• [What is asked]:
State how many lines of the data contain the word "Import", and write nothing besides the number.

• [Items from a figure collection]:
· · · ·
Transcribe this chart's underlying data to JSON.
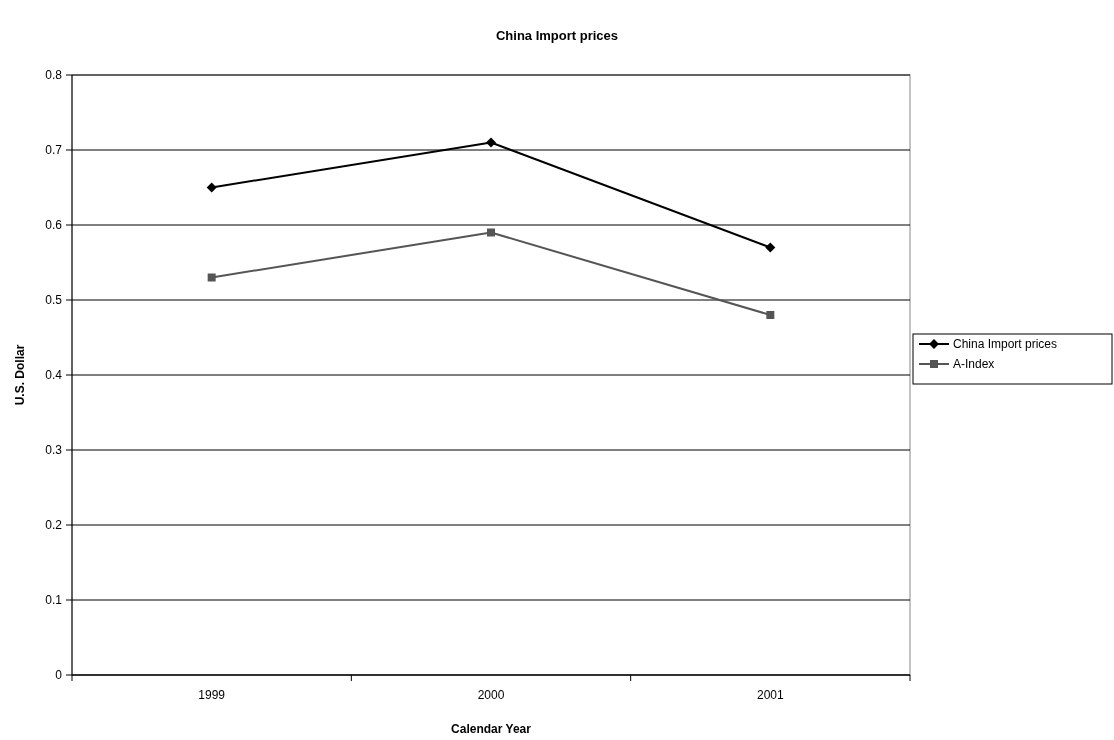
{
  "chart_data": {
    "type": "line",
    "title": "China Import prices",
    "xlabel": "Calendar Year",
    "ylabel": "U.S. Dollar",
    "categories": [
      "1999",
      "2000",
      "2001"
    ],
    "series": [
      {
        "name": "China Import prices",
        "color": "#000000",
        "marker": "diamond",
        "values": [
          0.65,
          0.71,
          0.57
        ]
      },
      {
        "name": "A-Index",
        "color": "#555555",
        "marker": "square",
        "values": [
          0.53,
          0.59,
          0.48
        ]
      }
    ],
    "ylim": [
      0,
      0.8
    ],
    "yticks": [
      0,
      {
        "value": 0.1,
        "label": "0.1"
      },
      {
        "value": 0.2,
        "label": "0.2"
      },
      {
        "value": 0.3,
        "label": "0.3"
      },
      {
        "value": 0.4,
        "label": "0.4"
      },
      {
        "value": 0.5,
        "label": "0.5"
      },
      {
        "value": 0.6,
        "label": "0.6"
      },
      {
        "value": 0.7,
        "label": "0.7"
      },
      {
        "value": 0.8,
        "label": "0.8"
      }
    ],
    "grid": "y",
    "legend": "right",
    "line_style": "solid"
  }
}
· · · ·
• [Response]:
2